What you should do: Pick out every line in the data below that holds "label".

━━━━━ Material supplied ━━━━━

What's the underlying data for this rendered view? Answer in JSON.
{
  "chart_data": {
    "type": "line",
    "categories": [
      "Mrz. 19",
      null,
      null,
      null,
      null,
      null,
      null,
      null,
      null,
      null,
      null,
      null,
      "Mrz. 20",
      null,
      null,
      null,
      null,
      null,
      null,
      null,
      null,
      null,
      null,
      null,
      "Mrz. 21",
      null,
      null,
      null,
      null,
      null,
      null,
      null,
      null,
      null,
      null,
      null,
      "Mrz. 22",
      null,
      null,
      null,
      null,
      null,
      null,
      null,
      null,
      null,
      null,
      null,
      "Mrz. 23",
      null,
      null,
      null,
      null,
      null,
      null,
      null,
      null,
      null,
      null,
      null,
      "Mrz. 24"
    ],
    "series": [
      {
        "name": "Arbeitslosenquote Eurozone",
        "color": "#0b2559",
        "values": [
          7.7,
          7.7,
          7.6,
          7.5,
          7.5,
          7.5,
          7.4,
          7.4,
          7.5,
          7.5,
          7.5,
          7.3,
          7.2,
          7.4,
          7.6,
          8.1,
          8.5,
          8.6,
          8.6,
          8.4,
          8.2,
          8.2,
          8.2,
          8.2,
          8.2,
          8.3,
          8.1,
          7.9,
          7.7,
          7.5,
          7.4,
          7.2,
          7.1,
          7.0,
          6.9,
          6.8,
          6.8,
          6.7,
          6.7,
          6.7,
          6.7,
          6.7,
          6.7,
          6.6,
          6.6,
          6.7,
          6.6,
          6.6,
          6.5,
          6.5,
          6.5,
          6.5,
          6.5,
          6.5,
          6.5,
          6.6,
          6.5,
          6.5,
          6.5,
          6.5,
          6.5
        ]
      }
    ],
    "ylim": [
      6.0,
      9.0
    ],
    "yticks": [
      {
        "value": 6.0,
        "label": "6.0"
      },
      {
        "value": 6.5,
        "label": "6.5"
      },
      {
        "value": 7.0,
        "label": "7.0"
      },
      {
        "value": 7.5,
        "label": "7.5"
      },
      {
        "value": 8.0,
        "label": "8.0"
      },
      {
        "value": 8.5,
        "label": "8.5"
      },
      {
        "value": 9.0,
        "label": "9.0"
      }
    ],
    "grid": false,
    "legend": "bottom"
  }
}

━━━━━

Completed exercise:
        "label": "6.0"
        "label": "6.5"
        "label": "7.0"
        "label": "7.5"
        "label": "8.0"
        "label": "8.5"
        "label": "9.0"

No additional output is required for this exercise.